● Task
Output every line below exactly.

● Input rows
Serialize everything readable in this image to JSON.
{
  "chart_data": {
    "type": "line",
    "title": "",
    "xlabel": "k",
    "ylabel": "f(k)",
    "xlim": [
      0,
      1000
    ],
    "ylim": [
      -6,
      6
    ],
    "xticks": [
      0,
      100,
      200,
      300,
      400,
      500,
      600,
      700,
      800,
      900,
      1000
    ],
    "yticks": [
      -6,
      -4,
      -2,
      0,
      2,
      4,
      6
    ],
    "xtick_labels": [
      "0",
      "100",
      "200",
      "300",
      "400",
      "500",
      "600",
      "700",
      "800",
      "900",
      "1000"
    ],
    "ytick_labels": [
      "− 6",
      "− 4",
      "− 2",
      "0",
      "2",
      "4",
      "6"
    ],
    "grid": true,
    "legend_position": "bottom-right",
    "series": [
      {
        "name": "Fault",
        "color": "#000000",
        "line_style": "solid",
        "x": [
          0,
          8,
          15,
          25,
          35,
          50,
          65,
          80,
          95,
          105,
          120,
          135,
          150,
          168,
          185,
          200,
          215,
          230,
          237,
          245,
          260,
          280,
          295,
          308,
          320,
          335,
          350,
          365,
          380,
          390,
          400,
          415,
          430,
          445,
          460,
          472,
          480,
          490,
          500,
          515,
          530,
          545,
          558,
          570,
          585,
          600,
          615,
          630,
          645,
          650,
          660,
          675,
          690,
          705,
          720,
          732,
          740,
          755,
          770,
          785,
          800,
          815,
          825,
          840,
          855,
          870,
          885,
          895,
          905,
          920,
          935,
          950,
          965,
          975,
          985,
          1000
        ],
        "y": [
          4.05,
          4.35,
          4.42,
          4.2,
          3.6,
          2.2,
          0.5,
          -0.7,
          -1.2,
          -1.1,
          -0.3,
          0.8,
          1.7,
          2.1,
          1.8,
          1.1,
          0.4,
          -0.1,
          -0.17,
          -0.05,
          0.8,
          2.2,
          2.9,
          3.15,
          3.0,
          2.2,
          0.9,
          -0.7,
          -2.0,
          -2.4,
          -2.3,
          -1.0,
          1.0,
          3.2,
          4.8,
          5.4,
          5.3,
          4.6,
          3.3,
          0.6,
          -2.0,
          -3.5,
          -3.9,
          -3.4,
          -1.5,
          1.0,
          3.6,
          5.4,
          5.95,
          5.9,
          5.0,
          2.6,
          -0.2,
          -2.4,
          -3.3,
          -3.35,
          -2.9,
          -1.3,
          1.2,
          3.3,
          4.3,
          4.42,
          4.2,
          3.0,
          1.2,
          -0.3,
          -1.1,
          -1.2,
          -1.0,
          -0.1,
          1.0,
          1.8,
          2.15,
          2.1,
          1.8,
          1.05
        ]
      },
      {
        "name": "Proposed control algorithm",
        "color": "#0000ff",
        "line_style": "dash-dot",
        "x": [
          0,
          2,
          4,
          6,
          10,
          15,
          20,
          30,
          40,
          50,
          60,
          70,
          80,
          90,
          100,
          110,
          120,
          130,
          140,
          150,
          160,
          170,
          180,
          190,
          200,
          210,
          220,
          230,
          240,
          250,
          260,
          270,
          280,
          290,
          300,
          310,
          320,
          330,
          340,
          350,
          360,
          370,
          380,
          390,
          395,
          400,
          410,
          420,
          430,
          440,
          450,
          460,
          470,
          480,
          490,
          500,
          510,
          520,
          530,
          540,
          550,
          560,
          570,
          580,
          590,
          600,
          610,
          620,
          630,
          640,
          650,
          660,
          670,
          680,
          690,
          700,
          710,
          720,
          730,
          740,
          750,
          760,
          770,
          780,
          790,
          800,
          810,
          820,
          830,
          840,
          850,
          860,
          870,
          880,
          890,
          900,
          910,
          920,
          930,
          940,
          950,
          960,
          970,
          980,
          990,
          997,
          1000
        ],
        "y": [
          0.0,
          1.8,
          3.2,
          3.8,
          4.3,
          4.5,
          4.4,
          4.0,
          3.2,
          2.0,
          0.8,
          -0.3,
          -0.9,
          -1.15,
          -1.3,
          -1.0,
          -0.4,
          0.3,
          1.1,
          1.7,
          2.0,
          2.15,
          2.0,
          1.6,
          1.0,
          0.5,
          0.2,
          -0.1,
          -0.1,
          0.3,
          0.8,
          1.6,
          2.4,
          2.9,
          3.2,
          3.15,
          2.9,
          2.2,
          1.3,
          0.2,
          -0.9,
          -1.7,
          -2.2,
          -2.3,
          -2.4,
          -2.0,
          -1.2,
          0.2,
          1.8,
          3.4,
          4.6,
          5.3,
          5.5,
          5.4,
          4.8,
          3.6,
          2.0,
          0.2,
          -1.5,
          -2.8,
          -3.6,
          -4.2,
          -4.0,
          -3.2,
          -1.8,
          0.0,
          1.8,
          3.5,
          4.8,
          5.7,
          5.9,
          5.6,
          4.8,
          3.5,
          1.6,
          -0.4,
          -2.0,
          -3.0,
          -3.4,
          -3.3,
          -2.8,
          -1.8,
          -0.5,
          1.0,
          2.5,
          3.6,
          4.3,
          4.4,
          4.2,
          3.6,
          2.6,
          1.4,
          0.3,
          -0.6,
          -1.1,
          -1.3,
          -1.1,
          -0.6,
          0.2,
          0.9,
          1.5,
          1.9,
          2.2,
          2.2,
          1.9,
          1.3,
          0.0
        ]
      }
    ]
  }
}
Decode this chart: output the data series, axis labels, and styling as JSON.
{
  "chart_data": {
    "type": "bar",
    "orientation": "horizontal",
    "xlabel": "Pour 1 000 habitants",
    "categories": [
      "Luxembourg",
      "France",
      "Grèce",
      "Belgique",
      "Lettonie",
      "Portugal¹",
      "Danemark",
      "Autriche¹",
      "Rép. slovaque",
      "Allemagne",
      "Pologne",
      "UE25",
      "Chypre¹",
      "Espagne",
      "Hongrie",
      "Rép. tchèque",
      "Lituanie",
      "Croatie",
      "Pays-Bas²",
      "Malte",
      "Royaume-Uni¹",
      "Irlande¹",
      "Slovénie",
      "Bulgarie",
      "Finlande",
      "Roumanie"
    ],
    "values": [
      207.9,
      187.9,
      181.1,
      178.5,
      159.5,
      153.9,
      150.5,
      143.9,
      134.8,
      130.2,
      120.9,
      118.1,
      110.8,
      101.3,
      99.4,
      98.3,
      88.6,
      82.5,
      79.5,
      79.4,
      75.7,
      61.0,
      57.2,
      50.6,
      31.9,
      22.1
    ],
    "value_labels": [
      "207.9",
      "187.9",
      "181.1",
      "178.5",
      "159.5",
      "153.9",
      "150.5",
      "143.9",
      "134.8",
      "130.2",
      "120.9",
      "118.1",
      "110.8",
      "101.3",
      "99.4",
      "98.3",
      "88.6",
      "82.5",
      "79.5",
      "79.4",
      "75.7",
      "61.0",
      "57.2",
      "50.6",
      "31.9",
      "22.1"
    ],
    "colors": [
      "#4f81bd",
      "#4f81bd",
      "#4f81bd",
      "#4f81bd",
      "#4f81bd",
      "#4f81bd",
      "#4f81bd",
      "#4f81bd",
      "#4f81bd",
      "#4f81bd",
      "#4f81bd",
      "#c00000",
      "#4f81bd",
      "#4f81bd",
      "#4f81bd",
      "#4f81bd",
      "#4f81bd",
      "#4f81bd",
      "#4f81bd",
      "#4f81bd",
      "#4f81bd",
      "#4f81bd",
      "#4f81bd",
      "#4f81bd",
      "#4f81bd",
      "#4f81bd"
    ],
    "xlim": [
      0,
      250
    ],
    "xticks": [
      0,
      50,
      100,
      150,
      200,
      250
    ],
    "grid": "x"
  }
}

● Completed task
Serialize everything readable in this image to JSON.
{
  "chart_data": {
    "type": "line",
    "title": "",
    "xlabel": "k",
    "ylabel": "f(k)",
    "xlim": [
      0,
      1000
    ],
    "ylim": [
      -6,
      6
    ],
    "xticks": [
      0,
      100,
      200,
      300,
      400,
      500,
      600,
      700,
      800,
      900,
      1000
    ],
    "yticks": [
      -6,
      -4,
      -2,
      0,
      2,
      4,
      6
    ],
    "xtick_labels": [
      "0",
      "100",
      "200",
      "300",
      "400",
      "500",
      "600",
      "700",
      "800",
      "900",
      "1000"
    ],
    "ytick_labels": [
      "− 6",
      "− 4",
      "− 2",
      "0",
      "2",
      "4",
      "6"
    ],
    "grid": true,
    "legend_position": "bottom-right",
    "series": [
      {
        "name": "Fault",
        "color": "#000000",
        "line_style": "solid",
        "x": [
          0,
          8,
          15,
          25,
          35,
          50,
          65,
          80,
          95,
          105,
          120,
          135,
          150,
          168,
          185,
          200,
          215,
          230,
          237,
          245,
          260,
          280,
          295,
          308,
          320,
          335,
          350,
          365,
          380,
          390,
          400,
          415,
          430,
          445,
          460,
          472,
          480,
          490,
          500,
          515,
          530,
          545,
          558,
          570,
          585,
          600,
          615,
          630,
          645,
          650,
          660,
          675,
          690,
          705,
          720,
          732,
          740,
          755,
          770,
          785,
          800,
          815,
          825,
          840,
          855,
          870,
          885,
          895,
          905,
          920,
          935,
          950,
          965,
          975,
          985,
          1000
        ],
        "y": [
          4.05,
          4.35,
          4.42,
          4.2,
          3.6,
          2.2,
          0.5,
          -0.7,
          -1.2,
          -1.1,
          -0.3,
          0.8,
          1.7,
          2.1,
          1.8,
          1.1,
          0.4,
          -0.1,
          -0.17,
          -0.05,
          0.8,
          2.2,
          2.9,
          3.15,
          3.0,
          2.2,
          0.9,
          -0.7,
          -2.0,
          -2.4,
          -2.3,
          -1.0,
          1.0,
          3.2,
          4.8,
          5.4,
          5.3,
          4.6,
          3.3,
          0.6,
          -2.0,
          -3.5,
          -3.9,
          -3.4,
          -1.5,
          1.0,
          3.6,
          5.4,
          5.95,
          5.9,
          5.0,
          2.6,
          -0.2,
          -2.4,
          -3.3,
          -3.35,
          -2.9,
          -1.3,
          1.2,
          3.3,
          4.3,
          4.42,
          4.2,
          3.0,
          1.2,
          -0.3,
          -1.1,
          -1.2,
          -1.0,
          -0.1,
          1.0,
          1.8,
          2.15,
          2.1,
          1.8,
          1.05
        ]
      },
      {
        "name": "Proposed control algorithm",
        "color": "#0000ff",
        "line_style": "dash-dot",
        "x": [
          0,
          2,
          4,
          6,
          10,
          15,
          20,
          30,
          40,
          50,
          60,
          70,
          80,
          90,
          100,
          110,
          120,
          130,
          140,
          150,
          160,
          170,
          180,
          190,
          200,
          210,
          220,
          230,
          240,
          250,
          260,
          270,
          280,
          290,
          300,
          310,
          320,
          330,
          340,
          350,
          360,
          370,
          380,
          390,
          395,
          400,
          410,
          420,
          430,
          440,
          450,
          460,
          470,
          480,
          490,
          500,
          510,
          520,
          530,
          540,
          550,
          560,
          570,
          580,
          590,
          600,
          610,
          620,
          630,
          640,
          650,
          660,
          670,
          680,
          690,
          700,
          710,
          720,
          730,
          740,
          750,
          760,
          770,
          780,
          790,
          800,
          810,
          820,
          830,
          840,
          850,
          860,
          870,
          880,
          890,
          900,
          910,
          920,
          930,
          940,
          950,
          960,
          970,
          980,
          990,
          997,
          1000
        ],
        "y": [
          0.0,
          1.8,
          3.2,
          3.8,
          4.3,
          4.5,
          4.4,
          4.0,
          3.2,
          2.0,
          0.8,
          -0.3,
          -0.9,
          -1.15,
          -1.3,
          -1.0,
          -0.4,
          0.3,
          1.1,
          1.7,
          2.0,
          2.15,
          2.0,
          1.6,
          1.0,
          0.5,
          0.2,
          -0.1,
          -0.1,
          0.3,
          0.8,
          1.6,
          2.4,
          2.9,
          3.2,
          3.15,
          2.9,
          2.2,
          1.3,
          0.2,
          -0.9,
          -1.7,
          -2.2,
          -2.3,
          -2.4,
          -2.0,
          -1.2,
          0.2,
          1.8,
          3.4,
          4.6,
          5.3,
          5.5,
          5.4,
          4.8,
          3.6,
          2.0,
          0.2,
          -1.5,
          -2.8,
          -3.6,
          -4.2,
          -4.0,
          -3.2,
          -1.8,
          0.0,
          1.8,
          3.5,
          4.8,
          5.7,
          5.9,
          5.6,
          4.8,
          3.5,
          1.6,
          -0.4,
          -2.0,
          -3.0,
          -3.4,
          -3.3,
          -2.8,
          -1.8,
          -0.5,
          1.0,
          2.5,
          3.6,
          4.3,
          4.4,
          4.2,
          3.6,
          2.6,
          1.4,
          0.3,
          -0.6,
          -1.1,
          -1.3,
          -1.1,
          -0.6,
          0.2,
          0.9,
          1.5,
          1.9,
          2.2,
          2.2,
          1.9,
          1.3,
          0.0
        ]
      }
    ]
  }
}
Decode this chart: output the data series, axis labels, and styling as JSON.
{
  "chart_data": {
    "type": "bar",
    "orientation": "horizontal",
    "xlabel": "Pour 1 000 habitants",
    "categories": [
      "Luxembourg",
      "France",
      "Grèce",
      "Belgique",
      "Lettonie",
      "Portugal¹",
      "Danemark",
      "Autriche¹",
      "Rép. slovaque",
      "Allemagne",
      "Pologne",
      "UE25",
      "Chypre¹",
      "Espagne",
      "Hongrie",
      "Rép. tchèque",
      "Lituanie",
      "Croatie",
      "Pays-Bas²",
      "Malte",
      "Royaume-Uni¹",
      "Irlande¹",
      "Slovénie",
      "Bulgarie",
      "Finlande",
      "Roumanie"
    ],
    "values": [
      207.9,
      187.9,
      181.1,
      178.5,
      159.5,
      153.9,
      150.5,
      143.9,
      134.8,
      130.2,
      120.9,
      118.1,
      110.8,
      101.3,
      99.4,
      98.3,
      88.6,
      82.5,
      79.5,
      79.4,
      75.7,
      61.0,
      57.2,
      50.6,
      31.9,
      22.1
    ],
    "value_labels": [
      "207.9",
      "187.9",
      "181.1",
      "178.5",
      "159.5",
      "153.9",
      "150.5",
      "143.9",
      "134.8",
      "130.2",
      "120.9",
      "118.1",
      "110.8",
      "101.3",
      "99.4",
      "98.3",
      "88.6",
      "82.5",
      "79.5",
      "79.4",
      "75.7",
      "61.0",
      "57.2",
      "50.6",
      "31.9",
      "22.1"
    ],
    "colors": [
      "#4f81bd",
      "#4f81bd",
      "#4f81bd",
      "#4f81bd",
      "#4f81bd",
      "#4f81bd",
      "#4f81bd",
      "#4f81bd",
      "#4f81bd",
      "#4f81bd",
      "#4f81bd",
      "#c00000",
      "#4f81bd",
      "#4f81bd",
      "#4f81bd",
      "#4f81bd",
      "#4f81bd",
      "#4f81bd",
      "#4f81bd",
      "#4f81bd",
      "#4f81bd",
      "#4f81bd",
      "#4f81bd",
      "#4f81bd",
      "#4f81bd",
      "#4f81bd"
    ],
    "xlim": [
      0,
      250
    ],
    "xticks": [
      0,
      50,
      100,
      150,
      200,
      250
    ],
    "grid": "x"
  }
}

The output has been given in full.